**The task:** In the records that follow, locate every line with "financial" and extract it.

(Records that describe figures)
============
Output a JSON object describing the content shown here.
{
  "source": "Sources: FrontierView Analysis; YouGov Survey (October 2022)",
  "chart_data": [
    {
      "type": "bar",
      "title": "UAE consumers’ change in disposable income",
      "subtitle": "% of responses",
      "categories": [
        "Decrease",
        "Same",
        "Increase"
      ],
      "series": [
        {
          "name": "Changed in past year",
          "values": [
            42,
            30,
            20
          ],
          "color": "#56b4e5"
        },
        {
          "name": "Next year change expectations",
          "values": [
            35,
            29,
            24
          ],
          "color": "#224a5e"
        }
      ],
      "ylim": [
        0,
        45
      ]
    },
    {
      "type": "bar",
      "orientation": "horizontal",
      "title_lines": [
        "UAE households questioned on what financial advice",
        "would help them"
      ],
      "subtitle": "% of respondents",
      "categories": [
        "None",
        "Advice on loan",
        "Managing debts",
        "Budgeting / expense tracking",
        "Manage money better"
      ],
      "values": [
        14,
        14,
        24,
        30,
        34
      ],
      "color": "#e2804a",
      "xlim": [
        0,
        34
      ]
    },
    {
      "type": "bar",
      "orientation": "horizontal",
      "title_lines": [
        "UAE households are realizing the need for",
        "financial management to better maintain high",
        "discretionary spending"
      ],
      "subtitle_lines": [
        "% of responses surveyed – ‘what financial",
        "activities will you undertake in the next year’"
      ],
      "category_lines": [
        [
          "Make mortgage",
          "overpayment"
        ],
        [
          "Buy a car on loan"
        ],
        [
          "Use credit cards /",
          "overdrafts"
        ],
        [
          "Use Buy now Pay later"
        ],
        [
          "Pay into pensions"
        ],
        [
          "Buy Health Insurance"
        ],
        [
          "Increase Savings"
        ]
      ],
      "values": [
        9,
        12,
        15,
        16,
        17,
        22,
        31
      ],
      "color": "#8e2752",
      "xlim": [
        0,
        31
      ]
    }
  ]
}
============
**Finished exercise:**
        "UAE households questioned on what financial advice",
        "financial management to better maintain high",
        "% of responses surveyed – ‘what financial",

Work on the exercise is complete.